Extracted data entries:
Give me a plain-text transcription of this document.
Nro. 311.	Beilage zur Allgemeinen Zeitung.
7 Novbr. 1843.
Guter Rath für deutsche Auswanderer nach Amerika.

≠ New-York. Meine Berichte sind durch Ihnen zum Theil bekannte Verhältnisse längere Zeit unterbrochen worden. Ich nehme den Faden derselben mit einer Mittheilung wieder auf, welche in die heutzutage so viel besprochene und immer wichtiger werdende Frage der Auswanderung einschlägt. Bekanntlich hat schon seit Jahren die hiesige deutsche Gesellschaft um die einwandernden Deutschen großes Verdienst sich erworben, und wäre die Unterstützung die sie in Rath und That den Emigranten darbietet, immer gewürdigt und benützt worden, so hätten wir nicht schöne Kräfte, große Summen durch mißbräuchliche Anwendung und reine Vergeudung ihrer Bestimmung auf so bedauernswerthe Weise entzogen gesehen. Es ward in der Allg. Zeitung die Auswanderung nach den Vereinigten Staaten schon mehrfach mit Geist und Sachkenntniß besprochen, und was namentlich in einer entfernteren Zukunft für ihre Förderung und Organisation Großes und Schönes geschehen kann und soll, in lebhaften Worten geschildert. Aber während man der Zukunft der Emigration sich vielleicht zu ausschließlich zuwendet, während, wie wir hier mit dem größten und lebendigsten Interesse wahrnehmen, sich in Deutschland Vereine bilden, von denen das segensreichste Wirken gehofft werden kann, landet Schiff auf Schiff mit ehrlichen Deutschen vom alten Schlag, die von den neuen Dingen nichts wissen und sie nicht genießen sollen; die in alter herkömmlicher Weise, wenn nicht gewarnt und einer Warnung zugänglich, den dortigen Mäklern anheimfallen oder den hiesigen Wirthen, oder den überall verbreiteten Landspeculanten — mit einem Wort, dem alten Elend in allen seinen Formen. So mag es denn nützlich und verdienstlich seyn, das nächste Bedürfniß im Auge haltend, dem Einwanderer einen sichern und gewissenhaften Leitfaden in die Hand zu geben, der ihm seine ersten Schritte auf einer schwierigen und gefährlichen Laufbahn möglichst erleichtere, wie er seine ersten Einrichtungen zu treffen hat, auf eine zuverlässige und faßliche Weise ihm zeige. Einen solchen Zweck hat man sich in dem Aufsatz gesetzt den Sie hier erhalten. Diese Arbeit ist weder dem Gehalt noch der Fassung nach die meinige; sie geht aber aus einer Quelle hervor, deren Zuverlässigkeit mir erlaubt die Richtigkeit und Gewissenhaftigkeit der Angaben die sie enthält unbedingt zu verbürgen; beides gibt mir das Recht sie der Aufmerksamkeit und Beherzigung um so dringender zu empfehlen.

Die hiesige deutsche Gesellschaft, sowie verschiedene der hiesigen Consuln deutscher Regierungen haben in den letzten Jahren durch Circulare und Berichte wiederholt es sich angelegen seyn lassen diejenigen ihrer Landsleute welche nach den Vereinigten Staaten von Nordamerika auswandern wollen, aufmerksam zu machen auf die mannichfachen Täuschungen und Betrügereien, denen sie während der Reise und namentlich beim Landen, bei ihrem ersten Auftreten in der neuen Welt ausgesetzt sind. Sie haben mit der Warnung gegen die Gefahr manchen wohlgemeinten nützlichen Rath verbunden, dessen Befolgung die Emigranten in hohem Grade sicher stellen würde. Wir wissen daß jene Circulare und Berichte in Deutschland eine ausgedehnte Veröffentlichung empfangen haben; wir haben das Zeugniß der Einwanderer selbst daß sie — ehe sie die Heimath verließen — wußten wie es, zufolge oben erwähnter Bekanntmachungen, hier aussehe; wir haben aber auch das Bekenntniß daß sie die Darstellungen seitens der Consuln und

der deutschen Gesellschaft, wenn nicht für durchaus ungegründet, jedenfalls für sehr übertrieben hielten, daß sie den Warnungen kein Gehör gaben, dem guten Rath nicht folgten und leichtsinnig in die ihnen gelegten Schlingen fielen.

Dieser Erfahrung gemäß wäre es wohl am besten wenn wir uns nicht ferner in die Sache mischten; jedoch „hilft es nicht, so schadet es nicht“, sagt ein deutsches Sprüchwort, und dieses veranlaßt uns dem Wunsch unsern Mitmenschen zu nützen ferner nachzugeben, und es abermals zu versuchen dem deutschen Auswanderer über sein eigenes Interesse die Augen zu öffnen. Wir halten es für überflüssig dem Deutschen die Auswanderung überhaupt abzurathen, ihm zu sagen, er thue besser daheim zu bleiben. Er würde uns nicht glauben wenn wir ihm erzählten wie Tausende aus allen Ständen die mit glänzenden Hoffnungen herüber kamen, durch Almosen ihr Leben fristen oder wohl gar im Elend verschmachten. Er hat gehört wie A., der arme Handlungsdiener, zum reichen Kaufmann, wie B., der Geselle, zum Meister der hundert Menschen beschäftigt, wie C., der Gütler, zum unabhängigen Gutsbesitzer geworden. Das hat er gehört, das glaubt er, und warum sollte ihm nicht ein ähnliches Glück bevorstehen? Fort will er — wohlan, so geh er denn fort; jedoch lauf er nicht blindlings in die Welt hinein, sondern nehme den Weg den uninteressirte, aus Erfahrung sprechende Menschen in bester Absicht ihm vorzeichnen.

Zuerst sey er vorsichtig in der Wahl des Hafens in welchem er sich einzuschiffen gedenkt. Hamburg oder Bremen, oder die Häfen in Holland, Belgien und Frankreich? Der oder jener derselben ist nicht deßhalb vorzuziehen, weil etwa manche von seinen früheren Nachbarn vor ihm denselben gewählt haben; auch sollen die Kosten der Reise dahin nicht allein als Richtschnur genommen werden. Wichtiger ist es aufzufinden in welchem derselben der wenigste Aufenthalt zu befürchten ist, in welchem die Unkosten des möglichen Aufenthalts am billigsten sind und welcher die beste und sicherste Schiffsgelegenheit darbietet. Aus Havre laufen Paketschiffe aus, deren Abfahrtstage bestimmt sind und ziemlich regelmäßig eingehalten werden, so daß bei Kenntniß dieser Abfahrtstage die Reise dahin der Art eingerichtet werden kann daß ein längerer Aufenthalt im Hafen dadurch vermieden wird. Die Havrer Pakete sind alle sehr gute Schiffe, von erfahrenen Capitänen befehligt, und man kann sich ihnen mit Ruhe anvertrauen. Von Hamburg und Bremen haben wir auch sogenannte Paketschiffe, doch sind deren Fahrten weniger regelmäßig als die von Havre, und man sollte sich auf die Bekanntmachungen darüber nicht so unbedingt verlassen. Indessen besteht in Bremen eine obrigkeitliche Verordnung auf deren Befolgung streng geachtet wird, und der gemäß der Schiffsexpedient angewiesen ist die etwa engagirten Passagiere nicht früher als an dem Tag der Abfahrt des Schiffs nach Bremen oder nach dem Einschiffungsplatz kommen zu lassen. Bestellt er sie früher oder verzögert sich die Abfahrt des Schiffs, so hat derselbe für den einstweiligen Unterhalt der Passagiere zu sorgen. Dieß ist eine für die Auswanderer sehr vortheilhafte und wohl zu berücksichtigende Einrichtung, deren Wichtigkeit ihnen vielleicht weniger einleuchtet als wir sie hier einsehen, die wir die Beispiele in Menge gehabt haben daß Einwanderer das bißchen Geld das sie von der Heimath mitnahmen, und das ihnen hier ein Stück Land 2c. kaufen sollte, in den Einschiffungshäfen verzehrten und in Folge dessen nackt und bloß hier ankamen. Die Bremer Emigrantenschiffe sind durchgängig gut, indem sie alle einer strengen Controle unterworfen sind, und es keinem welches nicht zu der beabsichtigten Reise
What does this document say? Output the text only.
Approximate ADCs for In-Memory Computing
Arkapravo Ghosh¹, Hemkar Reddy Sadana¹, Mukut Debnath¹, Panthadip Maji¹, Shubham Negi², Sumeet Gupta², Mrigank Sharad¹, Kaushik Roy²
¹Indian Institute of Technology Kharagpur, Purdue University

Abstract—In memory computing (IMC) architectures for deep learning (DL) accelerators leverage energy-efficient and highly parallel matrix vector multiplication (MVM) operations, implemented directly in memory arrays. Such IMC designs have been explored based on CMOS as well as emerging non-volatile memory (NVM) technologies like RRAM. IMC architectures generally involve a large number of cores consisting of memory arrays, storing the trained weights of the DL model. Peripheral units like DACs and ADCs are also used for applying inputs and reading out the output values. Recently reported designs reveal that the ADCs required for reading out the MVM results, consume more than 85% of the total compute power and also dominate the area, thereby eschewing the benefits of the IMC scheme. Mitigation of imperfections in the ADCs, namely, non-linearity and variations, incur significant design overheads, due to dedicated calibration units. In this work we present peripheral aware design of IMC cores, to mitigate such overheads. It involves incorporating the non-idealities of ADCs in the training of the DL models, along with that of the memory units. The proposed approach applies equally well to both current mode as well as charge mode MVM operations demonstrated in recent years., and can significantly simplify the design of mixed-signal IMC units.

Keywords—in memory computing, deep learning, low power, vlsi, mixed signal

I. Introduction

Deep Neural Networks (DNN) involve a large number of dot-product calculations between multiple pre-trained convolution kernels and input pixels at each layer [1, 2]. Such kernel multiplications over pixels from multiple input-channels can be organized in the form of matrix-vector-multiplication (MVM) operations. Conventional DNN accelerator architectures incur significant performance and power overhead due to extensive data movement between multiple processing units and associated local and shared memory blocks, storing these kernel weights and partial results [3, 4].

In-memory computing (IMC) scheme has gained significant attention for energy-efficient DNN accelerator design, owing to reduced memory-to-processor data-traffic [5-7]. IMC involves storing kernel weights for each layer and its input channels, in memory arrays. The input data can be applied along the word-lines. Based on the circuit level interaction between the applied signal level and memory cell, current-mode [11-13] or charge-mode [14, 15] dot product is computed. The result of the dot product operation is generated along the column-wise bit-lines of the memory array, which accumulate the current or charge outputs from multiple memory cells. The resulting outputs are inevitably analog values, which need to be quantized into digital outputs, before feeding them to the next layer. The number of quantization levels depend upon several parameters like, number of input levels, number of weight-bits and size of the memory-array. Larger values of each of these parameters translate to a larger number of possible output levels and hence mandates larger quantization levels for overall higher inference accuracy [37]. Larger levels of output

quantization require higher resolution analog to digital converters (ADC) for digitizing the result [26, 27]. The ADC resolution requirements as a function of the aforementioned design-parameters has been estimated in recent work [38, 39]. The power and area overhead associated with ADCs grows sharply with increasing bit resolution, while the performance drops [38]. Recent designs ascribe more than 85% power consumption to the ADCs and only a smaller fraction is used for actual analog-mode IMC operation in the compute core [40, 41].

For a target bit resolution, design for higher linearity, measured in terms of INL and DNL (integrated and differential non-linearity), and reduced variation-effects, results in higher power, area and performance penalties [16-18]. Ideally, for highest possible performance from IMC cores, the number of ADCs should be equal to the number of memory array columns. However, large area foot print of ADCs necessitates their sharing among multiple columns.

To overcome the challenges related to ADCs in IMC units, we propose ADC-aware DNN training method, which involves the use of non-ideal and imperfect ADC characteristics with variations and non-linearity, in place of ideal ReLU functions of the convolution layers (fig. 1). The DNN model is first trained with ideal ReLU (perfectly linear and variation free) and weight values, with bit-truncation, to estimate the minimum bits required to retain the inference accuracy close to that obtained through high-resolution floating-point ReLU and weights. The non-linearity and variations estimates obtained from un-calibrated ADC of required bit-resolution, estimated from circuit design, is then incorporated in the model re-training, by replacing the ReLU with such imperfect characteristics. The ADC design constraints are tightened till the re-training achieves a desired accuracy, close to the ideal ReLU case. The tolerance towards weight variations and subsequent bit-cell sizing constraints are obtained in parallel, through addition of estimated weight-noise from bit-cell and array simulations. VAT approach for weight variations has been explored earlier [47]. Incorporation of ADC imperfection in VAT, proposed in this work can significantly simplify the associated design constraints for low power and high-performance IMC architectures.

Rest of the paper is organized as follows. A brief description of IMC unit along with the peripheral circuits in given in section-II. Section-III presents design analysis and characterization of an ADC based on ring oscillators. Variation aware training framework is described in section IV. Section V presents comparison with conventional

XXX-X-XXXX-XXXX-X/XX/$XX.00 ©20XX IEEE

Task instructions: Only the lines above that hold "more" are wanted. Show every one of them.

Written response:
Abstract—In memory computing (IMC) architectures for deep learning (DL) accelerators leverage energy-efficient and highly parallel matrix vector multiplication (MVM) operations, implemented directly in memory arrays. Such IMC designs have been explored based on CMOS as well as emerging non-volatile memory (NVM) technologies like RRAM. IMC architectures generally involve a large number of cores consisting of memory arrays, storing the trained weights of the DL model. Peripheral units like DACs and ADCs are also used for applying inputs and reading out the output values. Recently reported designs reveal that the ADCs required for reading out the MVM results, consume more than 85% of the total compute power and also dominate the area, thereby eschewing the benefits of the IMC scheme. Mitigation of imperfections in the ADCs, namely, non-linearity and variations, incur significant design overheads, due to dedicated calibration units. In this work we present peripheral aware design of IMC cores, to mitigate such overheads. It involves incorporating the non-idealities of ADCs in the training of the DL models, along with that of the memory units. The proposed approach applies equally well to both current mode as well as charge mode MVM operations demonstrated in recent years., and can significantly simplify the design of mixed-signal IMC units.
quantization require higher resolution analog to digital converters (ADC) for digitizing the result [26, 27]. The ADC resolution requirements as a function of the aforementioned design-parameters has been estimated in recent work [38, 39]. The power and area overhead associated with ADCs grows sharply with increasing bit resolution, while the performance drops [38]. Recent designs ascribe more than 85% power consumption to the ADCs and only a smaller fraction is used for actual analog-mode IMC operation in the compute core [40, 41].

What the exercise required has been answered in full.